## [SUPPLIED RECORDS]
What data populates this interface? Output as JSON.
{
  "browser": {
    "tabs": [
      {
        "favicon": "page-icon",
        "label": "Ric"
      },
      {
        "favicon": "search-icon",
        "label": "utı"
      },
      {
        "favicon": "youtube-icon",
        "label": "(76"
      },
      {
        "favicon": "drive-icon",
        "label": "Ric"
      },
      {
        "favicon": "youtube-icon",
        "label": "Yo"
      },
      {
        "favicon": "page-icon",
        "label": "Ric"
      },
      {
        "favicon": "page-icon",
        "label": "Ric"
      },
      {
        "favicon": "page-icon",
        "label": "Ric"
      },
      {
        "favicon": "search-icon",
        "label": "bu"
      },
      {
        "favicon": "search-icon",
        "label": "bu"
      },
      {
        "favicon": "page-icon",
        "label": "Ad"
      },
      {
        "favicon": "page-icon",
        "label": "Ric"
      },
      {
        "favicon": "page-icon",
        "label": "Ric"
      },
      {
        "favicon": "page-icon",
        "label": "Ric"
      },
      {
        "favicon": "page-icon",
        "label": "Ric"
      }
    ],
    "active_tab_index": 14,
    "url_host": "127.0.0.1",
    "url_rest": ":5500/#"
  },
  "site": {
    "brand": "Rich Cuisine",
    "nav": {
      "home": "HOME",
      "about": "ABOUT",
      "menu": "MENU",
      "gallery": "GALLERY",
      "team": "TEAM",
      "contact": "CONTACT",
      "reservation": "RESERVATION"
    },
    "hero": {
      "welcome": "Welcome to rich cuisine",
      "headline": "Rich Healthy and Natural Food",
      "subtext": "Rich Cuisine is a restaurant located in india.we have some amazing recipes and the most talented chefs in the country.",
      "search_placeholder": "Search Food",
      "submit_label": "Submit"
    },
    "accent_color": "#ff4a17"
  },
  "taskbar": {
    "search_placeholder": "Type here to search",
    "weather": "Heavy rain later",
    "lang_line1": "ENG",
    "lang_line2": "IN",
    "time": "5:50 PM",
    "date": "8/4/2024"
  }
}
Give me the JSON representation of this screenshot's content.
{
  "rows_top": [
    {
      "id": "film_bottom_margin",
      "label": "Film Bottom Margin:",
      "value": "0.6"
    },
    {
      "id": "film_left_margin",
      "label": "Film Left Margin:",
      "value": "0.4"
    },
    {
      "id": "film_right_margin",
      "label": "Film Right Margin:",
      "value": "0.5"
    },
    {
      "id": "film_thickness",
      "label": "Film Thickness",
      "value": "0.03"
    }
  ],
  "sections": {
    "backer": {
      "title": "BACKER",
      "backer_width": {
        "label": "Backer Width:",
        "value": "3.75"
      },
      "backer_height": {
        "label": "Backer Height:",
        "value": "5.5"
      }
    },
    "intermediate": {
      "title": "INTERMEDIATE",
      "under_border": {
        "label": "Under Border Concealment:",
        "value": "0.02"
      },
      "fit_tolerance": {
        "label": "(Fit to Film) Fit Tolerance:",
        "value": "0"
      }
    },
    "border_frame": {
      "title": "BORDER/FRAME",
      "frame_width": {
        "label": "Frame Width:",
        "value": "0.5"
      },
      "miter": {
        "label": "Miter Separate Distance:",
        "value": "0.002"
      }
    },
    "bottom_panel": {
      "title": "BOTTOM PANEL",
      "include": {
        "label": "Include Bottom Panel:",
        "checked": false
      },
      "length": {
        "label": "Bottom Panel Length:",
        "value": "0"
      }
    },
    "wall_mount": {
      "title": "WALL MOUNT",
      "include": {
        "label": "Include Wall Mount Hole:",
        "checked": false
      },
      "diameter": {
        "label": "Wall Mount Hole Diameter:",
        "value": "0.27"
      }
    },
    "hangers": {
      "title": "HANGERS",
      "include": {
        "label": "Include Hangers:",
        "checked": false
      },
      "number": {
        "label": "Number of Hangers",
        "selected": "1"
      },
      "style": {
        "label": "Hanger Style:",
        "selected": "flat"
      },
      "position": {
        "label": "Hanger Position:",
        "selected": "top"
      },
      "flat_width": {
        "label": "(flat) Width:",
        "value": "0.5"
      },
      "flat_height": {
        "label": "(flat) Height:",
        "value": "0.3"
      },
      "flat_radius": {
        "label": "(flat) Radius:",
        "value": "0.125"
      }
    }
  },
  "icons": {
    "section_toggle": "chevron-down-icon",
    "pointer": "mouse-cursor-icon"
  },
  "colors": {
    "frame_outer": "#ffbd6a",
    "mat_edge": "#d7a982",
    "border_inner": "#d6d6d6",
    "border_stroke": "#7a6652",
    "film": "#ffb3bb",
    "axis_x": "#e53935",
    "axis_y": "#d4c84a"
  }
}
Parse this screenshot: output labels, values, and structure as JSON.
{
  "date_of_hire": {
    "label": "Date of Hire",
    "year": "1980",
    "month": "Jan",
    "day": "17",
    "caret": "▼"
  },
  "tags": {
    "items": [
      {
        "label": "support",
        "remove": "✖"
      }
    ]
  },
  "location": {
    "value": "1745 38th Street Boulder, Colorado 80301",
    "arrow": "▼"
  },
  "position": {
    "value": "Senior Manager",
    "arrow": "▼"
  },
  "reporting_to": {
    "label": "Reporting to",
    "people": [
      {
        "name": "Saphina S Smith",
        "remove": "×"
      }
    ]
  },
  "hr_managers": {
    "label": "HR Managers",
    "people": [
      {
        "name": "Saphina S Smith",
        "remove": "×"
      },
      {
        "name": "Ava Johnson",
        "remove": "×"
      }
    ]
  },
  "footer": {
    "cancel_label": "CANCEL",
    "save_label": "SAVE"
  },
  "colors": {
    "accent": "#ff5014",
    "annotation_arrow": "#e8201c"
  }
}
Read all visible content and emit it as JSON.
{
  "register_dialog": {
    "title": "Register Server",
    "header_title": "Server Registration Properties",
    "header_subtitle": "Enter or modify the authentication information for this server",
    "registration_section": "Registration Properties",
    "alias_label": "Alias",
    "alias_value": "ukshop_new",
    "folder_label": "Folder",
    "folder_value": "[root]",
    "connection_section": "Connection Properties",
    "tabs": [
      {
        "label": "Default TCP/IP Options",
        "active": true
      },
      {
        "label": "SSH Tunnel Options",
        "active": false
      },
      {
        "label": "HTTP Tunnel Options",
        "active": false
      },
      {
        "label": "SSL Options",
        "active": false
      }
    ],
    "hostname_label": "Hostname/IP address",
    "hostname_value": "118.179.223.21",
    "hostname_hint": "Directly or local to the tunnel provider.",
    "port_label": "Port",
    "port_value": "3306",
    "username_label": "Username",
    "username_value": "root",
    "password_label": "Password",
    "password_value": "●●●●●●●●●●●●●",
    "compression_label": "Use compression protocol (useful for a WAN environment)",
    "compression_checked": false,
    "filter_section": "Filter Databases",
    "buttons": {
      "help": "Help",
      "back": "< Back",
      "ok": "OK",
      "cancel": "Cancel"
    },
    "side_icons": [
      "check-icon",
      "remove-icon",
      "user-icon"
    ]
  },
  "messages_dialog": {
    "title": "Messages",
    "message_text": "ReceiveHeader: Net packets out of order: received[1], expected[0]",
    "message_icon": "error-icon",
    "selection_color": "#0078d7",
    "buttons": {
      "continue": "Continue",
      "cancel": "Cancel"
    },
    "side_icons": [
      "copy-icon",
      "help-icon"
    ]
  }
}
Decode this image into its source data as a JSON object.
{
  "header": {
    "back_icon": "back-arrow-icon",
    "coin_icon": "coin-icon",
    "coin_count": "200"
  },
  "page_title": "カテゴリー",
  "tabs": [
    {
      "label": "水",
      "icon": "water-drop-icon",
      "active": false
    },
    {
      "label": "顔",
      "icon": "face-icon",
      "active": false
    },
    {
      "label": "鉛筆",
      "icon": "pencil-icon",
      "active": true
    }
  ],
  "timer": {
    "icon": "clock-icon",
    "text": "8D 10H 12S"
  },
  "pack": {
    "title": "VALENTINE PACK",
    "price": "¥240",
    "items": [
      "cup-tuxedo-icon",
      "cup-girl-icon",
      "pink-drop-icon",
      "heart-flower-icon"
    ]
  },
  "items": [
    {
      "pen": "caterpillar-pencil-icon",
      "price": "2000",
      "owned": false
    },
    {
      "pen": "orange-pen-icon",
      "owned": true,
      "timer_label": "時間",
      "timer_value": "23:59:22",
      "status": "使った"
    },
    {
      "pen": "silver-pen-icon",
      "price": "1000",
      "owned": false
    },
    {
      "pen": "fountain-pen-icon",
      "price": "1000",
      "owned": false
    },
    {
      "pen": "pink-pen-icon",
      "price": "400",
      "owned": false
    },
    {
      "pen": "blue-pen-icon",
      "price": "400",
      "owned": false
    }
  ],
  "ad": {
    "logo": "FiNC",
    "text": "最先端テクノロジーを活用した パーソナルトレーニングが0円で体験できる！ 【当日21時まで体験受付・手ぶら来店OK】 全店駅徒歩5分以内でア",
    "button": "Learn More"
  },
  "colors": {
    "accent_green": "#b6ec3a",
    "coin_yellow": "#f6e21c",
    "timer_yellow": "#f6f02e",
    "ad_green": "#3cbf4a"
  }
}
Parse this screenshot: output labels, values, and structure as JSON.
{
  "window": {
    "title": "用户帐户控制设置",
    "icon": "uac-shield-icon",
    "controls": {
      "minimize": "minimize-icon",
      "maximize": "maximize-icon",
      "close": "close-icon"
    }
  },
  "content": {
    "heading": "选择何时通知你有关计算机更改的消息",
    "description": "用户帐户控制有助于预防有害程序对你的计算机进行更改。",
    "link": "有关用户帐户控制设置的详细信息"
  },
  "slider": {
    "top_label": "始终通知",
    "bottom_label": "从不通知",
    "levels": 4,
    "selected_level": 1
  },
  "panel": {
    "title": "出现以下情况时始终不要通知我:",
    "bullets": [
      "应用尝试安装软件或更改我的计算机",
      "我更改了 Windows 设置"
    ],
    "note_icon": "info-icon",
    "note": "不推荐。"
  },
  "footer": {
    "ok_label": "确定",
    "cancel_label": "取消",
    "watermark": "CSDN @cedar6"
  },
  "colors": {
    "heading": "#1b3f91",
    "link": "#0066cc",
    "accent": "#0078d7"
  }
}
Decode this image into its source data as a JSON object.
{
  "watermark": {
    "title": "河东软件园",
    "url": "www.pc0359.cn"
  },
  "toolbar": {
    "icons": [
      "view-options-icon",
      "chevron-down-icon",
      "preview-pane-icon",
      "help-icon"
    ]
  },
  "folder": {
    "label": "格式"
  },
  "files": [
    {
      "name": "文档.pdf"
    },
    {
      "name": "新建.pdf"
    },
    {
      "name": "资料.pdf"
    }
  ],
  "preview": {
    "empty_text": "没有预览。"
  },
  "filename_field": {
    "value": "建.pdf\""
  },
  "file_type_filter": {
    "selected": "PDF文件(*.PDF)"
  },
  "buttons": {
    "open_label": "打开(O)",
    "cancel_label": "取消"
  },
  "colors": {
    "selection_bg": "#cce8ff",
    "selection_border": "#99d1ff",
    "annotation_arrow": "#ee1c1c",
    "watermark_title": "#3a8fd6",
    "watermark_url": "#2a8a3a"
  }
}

## [THE PROBLEM]
Say how many lines of the listing above contain "chevron", with no other words.

## [WORKED ANSWER]
2